Here are some records; return them all exactly.

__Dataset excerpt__
★ ★ ★

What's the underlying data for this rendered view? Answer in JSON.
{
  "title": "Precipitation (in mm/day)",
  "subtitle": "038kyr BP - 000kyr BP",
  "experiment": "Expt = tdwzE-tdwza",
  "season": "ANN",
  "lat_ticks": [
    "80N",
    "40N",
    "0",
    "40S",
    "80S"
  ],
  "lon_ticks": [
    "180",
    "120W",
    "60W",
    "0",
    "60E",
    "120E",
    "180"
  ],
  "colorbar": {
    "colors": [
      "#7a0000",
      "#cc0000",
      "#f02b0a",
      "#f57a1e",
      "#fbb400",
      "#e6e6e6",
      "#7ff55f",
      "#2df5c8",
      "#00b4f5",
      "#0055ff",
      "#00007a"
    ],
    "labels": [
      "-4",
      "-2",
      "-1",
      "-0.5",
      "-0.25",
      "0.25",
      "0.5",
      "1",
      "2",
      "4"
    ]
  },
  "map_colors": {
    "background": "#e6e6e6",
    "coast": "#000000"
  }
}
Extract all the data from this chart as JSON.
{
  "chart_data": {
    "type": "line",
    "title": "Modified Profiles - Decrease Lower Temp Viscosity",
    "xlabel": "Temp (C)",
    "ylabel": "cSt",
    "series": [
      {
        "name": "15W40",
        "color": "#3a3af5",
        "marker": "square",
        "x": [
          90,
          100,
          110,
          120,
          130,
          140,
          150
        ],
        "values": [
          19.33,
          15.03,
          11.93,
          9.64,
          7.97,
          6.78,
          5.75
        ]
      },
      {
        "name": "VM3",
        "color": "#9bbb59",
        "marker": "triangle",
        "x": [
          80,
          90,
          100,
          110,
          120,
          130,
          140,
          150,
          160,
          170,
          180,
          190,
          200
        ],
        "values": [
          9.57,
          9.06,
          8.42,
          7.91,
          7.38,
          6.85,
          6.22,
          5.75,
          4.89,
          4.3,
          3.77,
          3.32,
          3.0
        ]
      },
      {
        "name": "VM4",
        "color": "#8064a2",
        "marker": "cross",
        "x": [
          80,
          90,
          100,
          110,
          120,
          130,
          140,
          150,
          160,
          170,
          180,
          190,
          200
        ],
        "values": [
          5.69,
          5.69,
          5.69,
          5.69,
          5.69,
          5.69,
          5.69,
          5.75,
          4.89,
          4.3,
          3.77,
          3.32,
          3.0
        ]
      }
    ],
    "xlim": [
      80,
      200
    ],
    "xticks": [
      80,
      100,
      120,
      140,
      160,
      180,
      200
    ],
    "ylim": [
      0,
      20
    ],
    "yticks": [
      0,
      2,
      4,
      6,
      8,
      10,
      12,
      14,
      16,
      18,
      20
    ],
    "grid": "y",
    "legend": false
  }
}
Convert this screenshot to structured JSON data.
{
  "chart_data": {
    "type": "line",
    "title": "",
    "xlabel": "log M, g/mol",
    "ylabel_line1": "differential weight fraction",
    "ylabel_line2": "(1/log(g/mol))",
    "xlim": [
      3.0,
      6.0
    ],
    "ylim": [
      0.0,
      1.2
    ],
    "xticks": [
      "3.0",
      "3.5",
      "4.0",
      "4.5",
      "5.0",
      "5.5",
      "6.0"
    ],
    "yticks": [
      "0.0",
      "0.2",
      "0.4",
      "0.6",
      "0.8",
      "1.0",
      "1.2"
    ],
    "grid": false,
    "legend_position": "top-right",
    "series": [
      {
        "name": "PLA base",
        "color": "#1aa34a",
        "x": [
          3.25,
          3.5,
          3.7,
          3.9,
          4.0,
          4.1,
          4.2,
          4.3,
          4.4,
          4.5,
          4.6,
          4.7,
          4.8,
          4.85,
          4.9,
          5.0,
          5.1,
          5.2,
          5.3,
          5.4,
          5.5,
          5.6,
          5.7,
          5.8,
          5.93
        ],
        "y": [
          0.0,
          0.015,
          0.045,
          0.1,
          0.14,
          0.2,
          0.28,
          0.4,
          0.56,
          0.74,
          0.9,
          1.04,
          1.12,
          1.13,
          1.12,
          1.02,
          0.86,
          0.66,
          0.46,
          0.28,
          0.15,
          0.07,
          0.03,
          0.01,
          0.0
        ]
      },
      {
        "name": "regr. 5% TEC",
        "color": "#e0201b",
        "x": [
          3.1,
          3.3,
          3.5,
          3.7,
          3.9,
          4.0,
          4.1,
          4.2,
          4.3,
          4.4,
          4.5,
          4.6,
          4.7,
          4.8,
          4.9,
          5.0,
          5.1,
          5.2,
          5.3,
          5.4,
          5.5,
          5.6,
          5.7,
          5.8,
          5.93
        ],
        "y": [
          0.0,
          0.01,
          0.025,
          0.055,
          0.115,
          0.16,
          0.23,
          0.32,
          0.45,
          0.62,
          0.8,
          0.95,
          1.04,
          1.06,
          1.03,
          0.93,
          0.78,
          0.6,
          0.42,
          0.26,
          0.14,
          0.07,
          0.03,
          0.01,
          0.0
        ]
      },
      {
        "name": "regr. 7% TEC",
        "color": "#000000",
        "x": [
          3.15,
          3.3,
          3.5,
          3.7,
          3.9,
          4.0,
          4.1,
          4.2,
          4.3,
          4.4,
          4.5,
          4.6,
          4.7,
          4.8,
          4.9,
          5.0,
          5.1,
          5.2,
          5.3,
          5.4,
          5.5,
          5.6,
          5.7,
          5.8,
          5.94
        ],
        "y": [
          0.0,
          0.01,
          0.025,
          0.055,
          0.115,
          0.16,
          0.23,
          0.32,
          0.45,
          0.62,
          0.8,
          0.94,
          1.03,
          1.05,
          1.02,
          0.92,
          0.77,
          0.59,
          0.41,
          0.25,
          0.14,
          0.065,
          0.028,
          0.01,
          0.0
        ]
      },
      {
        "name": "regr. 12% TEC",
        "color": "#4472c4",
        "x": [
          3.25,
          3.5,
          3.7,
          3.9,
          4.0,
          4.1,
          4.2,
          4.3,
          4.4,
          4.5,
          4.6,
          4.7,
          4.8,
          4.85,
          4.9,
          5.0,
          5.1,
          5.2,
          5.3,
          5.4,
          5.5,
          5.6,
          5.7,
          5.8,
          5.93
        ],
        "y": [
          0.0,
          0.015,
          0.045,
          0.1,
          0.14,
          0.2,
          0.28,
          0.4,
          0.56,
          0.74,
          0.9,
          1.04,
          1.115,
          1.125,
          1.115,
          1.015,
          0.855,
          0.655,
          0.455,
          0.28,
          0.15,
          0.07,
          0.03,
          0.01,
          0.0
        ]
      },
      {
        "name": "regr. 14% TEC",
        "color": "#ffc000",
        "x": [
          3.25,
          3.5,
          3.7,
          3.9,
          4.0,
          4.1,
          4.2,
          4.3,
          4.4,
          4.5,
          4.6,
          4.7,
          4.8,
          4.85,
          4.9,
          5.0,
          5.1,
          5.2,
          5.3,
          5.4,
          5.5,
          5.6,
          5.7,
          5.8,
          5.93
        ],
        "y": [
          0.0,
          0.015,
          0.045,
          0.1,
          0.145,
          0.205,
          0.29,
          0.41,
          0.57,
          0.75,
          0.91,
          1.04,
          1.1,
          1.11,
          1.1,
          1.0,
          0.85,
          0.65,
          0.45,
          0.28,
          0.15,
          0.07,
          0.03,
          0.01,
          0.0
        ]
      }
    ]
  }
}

★ ★ ★

__Finished answer__
What's the underlying data for this rendered view? Answer in JSON.
{
  "title": "Precipitation (in mm/day)",
  "subtitle": "038kyr BP - 000kyr BP",
  "experiment": "Expt = tdwzE-tdwza",
  "season": "ANN",
  "lat_ticks": [
    "80N",
    "40N",
    "0",
    "40S",
    "80S"
  ],
  "lon_ticks": [
    "180",
    "120W",
    "60W",
    "0",
    "60E",
    "120E",
    "180"
  ],
  "colorbar": {
    "colors": [
      "#7a0000",
      "#cc0000",
      "#f02b0a",
      "#f57a1e",
      "#fbb400",
      "#e6e6e6",
      "#7ff55f",
      "#2df5c8",
      "#00b4f5",
      "#0055ff",
      "#00007a"
    ],
    "labels": [
      "-4",
      "-2",
      "-1",
      "-0.5",
      "-0.25",
      "0.25",
      "0.5",
      "1",
      "2",
      "4"
    ]
  },
  "map_colors": {
    "background": "#e6e6e6",
    "coast": "#000000"
  }
}
Extract all the data from this chart as JSON.
{
  "chart_data": {
    "type": "line",
    "title": "Modified Profiles - Decrease Lower Temp Viscosity",
    "xlabel": "Temp (C)",
    "ylabel": "cSt",
    "series": [
      {
        "name": "15W40",
        "color": "#3a3af5",
        "marker": "square",
        "x": [
          90,
          100,
          110,
          120,
          130,
          140,
          150
        ],
        "values": [
          19.33,
          15.03,
          11.93,
          9.64,
          7.97,
          6.78,
          5.75
        ]
      },
      {
        "name": "VM3",
        "color": "#9bbb59",
        "marker": "triangle",
        "x": [
          80,
          90,
          100,
          110,
          120,
          130,
          140,
          150,
          160,
          170,
          180,
          190,
          200
        ],
        "values": [
          9.57,
          9.06,
          8.42,
          7.91,
          7.38,
          6.85,
          6.22,
          5.75,
          4.89,
          4.3,
          3.77,
          3.32,
          3.0
        ]
      },
      {
        "name": "VM4",
        "color": "#8064a2",
        "marker": "cross",
        "x": [
          80,
          90,
          100,
          110,
          120,
          130,
          140,
          150,
          160,
          170,
          180,
          190,
          200
        ],
        "values": [
          5.69,
          5.69,
          5.69,
          5.69,
          5.69,
          5.69,
          5.69,
          5.75,
          4.89,
          4.3,
          3.77,
          3.32,
          3.0
        ]
      }
    ],
    "xlim": [
      80,
      200
    ],
    "xticks": [
      80,
      100,
      120,
      140,
      160,
      180,
      200
    ],
    "ylim": [
      0,
      20
    ],
    "yticks": [
      0,
      2,
      4,
      6,
      8,
      10,
      12,
      14,
      16,
      18,
      20
    ],
    "grid": "y",
    "legend": false
  }
}
Convert this screenshot to structured JSON data.
{
  "chart_data": {
    "type": "line",
    "title": "",
    "xlabel": "log M, g/mol",
    "ylabel_line1": "differential weight fraction",
    "ylabel_line2": "(1/log(g/mol))",
    "xlim": [
      3.0,
      6.0
    ],
    "ylim": [
      0.0,
      1.2
    ],
    "xticks": [
      "3.0",
      "3.5",
      "4.0",
      "4.5",
      "5.0",
      "5.5",
      "6.0"
    ],
    "yticks": [
      "0.0",
      "0.2",
      "0.4",
      "0.6",
      "0.8",
      "1.0",
      "1.2"
    ],
    "grid": false,
    "legend_position": "top-right",
    "series": [
      {
        "name": "PLA base",
        "color": "#1aa34a",
        "x": [
          3.25,
          3.5,
          3.7,
          3.9,
          4.0,
          4.1,
          4.2,
          4.3,
          4.4,
          4.5,
          4.6,
          4.7,
          4.8,
          4.85,
          4.9,
          5.0,
          5.1,
          5.2,
          5.3,
          5.4,
          5.5,
          5.6,
          5.7,
          5.8,
          5.93
        ],
        "y": [
          0.0,
          0.015,
          0.045,
          0.1,
          0.14,
          0.2,
          0.28,
          0.4,
          0.56,
          0.74,
          0.9,
          1.04,
          1.12,
          1.13,
          1.12,
          1.02,
          0.86,
          0.66,
          0.46,
          0.28,
          0.15,
          0.07,
          0.03,
          0.01,
          0.0
        ]
      },
      {
        "name": "regr. 5% TEC",
        "color": "#e0201b",
        "x": [
          3.1,
          3.3,
          3.5,
          3.7,
          3.9,
          4.0,
          4.1,
          4.2,
          4.3,
          4.4,
          4.5,
          4.6,
          4.7,
          4.8,
          4.9,
          5.0,
          5.1,
          5.2,
          5.3,
          5.4,
          5.5,
          5.6,
          5.7,
          5.8,
          5.93
        ],
        "y": [
          0.0,
          0.01,
          0.025,
          0.055,
          0.115,
          0.16,
          0.23,
          0.32,
          0.45,
          0.62,
          0.8,
          0.95,
          1.04,
          1.06,
          1.03,
          0.93,
          0.78,
          0.6,
          0.42,
          0.26,
          0.14,
          0.07,
          0.03,
          0.01,
          0.0
        ]
      },
      {
        "name": "regr. 7% TEC",
        "color": "#000000",
        "x": [
          3.15,
          3.3,
          3.5,
          3.7,
          3.9,
          4.0,
          4.1,
          4.2,
          4.3,
          4.4,
          4.5,
          4.6,
          4.7,
          4.8,
          4.9,
          5.0,
          5.1,
          5.2,
          5.3,
          5.4,
          5.5,
          5.6,
          5.7,
          5.8,
          5.94
        ],
        "y": [
          0.0,
          0.01,
          0.025,
          0.055,
          0.115,
          0.16,
          0.23,
          0.32,
          0.45,
          0.62,
          0.8,
          0.94,
          1.03,
          1.05,
          1.02,
          0.92,
          0.77,
          0.59,
          0.41,
          0.25,
          0.14,
          0.065,
          0.028,
          0.01,
          0.0
        ]
      },
      {
        "name": "regr. 12% TEC",
        "color": "#4472c4",
        "x": [
          3.25,
          3.5,
          3.7,
          3.9,
          4.0,
          4.1,
          4.2,
          4.3,
          4.4,
          4.5,
          4.6,
          4.7,
          4.8,
          4.85,
          4.9,
          5.0,
          5.1,
          5.2,
          5.3,
          5.4,
          5.5,
          5.6,
          5.7,
          5.8,
          5.93
        ],
        "y": [
          0.0,
          0.015,
          0.045,
          0.1,
          0.14,
          0.2,
          0.28,
          0.4,
          0.56,
          0.74,
          0.9,
          1.04,
          1.115,
          1.125,
          1.115,
          1.015,
          0.855,
          0.655,
          0.455,
          0.28,
          0.15,
          0.07,
          0.03,
          0.01,
          0.0
        ]
      },
      {
        "name": "regr. 14% TEC",
        "color": "#ffc000",
        "x": [
          3.25,
          3.5,
          3.7,
          3.9,
          4.0,
          4.1,
          4.2,
          4.3,
          4.4,
          4.5,
          4.6,
          4.7,
          4.8,
          4.85,
          4.9,
          5.0,
          5.1,
          5.2,
          5.3,
          5.4,
          5.5,
          5.6,
          5.7,
          5.8,
          5.93
        ],
        "y": [
          0.0,
          0.015,
          0.045,
          0.1,
          0.145,
          0.205,
          0.29,
          0.41,
          0.57,
          0.75,
          0.91,
          1.04,
          1.1,
          1.11,
          1.1,
          1.0,
          0.85,
          0.65,
          0.45,
          0.28,
          0.15,
          0.07,
          0.03,
          0.01,
          0.0
        ]
      }
    ]
  }
}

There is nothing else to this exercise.